*DATASET ROWS*
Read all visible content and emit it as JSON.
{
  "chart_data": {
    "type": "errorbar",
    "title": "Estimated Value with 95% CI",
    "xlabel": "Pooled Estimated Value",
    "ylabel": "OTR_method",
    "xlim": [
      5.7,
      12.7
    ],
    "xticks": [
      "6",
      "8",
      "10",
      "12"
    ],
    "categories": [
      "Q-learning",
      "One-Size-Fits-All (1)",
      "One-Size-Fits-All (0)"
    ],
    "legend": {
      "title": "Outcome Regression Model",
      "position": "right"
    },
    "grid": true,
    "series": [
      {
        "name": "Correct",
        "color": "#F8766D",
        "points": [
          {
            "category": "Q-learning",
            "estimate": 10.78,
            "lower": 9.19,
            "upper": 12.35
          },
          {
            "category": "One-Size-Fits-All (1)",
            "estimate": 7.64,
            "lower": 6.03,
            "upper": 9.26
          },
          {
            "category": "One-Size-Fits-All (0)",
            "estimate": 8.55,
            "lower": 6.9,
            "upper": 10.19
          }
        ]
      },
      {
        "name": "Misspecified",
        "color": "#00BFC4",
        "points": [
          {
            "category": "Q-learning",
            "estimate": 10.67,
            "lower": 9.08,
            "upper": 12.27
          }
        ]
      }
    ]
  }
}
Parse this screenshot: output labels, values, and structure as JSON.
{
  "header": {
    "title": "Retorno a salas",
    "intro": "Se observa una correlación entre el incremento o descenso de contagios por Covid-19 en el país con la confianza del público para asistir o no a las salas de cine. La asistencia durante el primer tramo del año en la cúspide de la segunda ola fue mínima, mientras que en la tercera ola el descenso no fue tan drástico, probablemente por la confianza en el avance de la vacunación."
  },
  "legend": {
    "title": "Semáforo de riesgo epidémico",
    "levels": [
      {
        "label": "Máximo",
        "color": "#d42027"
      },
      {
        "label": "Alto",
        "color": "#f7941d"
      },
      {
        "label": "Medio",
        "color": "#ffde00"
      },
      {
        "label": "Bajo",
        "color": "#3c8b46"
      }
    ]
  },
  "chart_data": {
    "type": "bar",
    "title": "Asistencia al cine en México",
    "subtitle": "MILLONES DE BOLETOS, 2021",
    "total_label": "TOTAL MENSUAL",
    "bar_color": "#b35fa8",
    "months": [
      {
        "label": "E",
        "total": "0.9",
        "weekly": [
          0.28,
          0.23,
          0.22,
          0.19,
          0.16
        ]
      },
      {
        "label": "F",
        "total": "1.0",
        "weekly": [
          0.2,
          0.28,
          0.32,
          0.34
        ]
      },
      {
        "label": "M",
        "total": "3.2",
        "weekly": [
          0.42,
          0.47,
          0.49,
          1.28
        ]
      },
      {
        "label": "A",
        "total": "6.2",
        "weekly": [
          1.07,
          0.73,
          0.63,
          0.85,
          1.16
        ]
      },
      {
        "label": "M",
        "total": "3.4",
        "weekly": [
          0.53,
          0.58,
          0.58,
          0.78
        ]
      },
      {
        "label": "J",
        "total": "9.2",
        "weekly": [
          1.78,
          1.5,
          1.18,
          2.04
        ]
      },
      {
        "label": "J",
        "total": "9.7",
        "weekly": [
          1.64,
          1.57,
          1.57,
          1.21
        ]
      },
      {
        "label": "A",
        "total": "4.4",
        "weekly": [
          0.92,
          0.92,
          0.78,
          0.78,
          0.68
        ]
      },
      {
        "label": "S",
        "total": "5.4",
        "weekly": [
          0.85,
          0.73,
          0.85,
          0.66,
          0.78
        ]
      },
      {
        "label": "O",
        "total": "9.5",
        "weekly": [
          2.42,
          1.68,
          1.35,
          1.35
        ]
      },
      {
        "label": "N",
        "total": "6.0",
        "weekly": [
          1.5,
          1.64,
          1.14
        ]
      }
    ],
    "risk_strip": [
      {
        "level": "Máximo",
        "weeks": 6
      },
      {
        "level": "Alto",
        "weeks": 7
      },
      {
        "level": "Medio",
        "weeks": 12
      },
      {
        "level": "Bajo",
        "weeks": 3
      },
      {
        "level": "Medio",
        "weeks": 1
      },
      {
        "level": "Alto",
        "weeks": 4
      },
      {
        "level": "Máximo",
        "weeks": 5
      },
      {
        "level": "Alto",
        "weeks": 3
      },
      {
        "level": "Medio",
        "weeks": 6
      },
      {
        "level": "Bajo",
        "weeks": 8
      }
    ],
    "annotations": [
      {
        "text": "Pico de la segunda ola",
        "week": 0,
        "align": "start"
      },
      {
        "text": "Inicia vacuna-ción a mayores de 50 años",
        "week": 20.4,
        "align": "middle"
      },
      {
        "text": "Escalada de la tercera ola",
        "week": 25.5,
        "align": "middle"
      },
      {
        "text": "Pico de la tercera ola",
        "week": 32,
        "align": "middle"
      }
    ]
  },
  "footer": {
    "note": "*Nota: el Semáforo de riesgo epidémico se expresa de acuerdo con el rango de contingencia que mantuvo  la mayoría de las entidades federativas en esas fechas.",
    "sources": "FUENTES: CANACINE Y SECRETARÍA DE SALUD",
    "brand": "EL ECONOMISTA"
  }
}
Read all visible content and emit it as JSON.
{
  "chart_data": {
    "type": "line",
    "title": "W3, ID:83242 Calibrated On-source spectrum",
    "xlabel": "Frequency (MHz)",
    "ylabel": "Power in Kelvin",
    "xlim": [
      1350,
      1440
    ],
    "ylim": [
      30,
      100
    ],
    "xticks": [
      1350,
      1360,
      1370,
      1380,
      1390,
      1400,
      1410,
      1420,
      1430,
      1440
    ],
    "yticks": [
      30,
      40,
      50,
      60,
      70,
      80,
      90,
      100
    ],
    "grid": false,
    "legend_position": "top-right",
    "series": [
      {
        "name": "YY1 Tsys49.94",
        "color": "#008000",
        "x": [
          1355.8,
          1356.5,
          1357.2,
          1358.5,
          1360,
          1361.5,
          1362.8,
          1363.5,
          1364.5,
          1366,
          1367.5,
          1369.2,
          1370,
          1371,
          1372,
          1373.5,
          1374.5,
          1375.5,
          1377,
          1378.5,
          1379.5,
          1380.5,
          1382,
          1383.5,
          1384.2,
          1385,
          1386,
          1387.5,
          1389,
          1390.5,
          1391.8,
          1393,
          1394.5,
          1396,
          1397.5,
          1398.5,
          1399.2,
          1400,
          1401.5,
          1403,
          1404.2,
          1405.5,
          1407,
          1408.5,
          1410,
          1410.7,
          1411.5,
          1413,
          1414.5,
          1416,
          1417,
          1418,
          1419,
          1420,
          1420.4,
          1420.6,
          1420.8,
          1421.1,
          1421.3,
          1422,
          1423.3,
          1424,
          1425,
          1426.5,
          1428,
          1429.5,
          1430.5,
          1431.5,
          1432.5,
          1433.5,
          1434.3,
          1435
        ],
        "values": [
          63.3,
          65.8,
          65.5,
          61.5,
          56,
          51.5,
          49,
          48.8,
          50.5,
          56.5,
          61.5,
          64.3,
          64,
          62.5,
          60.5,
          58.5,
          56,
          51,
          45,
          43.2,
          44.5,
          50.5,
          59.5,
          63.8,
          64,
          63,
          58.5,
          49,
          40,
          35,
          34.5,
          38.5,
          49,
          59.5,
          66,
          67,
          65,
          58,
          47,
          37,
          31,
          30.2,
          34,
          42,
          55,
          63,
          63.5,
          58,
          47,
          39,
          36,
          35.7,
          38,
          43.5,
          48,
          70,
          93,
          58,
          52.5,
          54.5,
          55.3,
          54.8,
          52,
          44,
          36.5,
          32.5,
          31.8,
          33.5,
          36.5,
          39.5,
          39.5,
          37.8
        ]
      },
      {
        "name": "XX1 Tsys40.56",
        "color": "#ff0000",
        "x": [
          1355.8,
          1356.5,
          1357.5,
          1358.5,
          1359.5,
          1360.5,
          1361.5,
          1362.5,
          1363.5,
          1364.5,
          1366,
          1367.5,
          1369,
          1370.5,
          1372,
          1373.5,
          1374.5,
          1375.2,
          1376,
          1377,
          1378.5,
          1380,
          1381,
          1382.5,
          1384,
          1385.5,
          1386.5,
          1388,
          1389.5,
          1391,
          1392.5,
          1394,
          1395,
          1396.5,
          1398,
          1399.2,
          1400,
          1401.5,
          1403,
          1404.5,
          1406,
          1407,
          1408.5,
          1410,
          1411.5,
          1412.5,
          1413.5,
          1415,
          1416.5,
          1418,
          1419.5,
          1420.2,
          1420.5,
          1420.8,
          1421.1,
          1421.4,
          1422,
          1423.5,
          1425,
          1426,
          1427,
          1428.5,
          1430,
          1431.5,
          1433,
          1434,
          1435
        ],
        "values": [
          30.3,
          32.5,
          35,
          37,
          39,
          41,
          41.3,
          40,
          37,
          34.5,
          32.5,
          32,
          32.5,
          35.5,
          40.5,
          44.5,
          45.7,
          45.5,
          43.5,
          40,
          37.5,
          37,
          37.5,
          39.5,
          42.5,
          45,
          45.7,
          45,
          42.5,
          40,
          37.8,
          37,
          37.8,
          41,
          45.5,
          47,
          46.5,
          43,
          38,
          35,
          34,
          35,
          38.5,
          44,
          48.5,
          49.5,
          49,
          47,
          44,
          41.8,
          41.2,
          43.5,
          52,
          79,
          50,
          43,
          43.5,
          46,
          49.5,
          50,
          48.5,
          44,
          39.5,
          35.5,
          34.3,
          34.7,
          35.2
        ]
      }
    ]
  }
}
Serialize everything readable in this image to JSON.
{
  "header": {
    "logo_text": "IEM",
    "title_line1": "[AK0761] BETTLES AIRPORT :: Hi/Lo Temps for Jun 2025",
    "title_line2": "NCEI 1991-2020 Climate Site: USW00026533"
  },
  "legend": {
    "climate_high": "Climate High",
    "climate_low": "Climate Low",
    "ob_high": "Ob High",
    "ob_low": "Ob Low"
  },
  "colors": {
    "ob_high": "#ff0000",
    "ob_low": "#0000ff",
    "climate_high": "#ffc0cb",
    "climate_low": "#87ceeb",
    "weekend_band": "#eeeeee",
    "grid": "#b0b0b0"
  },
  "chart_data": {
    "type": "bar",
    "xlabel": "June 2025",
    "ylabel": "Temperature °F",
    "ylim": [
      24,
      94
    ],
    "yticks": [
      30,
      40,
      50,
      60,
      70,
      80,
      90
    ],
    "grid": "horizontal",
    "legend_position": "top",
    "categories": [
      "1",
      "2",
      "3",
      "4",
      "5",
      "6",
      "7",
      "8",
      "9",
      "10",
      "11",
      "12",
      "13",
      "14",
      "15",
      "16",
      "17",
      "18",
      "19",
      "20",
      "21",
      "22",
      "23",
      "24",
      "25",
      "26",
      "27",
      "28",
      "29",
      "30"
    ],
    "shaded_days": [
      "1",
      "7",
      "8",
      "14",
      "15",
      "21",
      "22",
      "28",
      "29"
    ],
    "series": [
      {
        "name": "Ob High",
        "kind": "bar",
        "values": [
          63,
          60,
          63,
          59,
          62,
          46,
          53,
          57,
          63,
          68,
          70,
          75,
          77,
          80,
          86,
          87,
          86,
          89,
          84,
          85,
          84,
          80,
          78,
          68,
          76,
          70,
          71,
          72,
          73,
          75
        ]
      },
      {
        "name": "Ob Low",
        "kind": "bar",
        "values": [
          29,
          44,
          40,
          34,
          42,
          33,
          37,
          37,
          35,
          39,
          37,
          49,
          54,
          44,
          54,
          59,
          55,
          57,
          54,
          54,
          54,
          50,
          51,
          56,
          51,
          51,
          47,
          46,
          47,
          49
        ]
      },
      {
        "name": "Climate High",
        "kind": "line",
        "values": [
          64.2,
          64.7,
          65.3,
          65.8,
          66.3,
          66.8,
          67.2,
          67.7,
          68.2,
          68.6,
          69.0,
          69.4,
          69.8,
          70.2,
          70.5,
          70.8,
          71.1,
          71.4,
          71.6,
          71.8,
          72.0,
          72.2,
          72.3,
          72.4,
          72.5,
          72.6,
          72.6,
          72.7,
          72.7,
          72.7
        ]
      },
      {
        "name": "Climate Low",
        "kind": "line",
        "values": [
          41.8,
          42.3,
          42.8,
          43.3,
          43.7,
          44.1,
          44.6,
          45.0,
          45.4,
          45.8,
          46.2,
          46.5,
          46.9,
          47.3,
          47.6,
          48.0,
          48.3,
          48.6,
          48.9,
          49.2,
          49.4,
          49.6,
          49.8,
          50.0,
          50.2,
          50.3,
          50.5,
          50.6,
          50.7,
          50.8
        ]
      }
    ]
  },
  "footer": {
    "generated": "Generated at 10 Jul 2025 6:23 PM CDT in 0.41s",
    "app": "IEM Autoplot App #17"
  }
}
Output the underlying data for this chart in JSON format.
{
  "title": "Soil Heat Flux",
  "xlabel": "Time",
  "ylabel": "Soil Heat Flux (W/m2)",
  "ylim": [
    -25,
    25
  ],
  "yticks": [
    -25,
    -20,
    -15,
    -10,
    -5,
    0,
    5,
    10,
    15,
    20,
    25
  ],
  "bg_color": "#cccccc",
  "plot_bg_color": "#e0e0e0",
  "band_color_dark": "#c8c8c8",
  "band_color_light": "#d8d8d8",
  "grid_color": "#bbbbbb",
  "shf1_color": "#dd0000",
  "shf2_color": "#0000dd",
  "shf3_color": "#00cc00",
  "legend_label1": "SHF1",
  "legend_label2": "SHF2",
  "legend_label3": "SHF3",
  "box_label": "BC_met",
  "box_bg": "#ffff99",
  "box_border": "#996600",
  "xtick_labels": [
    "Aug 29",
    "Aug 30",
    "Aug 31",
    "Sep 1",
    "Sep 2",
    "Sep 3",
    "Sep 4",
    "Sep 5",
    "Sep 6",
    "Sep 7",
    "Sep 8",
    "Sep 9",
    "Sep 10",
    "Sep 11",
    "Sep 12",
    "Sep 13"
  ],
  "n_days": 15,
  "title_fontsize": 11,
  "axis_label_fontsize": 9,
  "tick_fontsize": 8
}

*GOAL OF THE EXERCISE*
State the count of lines holding the string "epidémico" in the listing above, and nothing else.

*SOLUTION TO THIS TASK*
2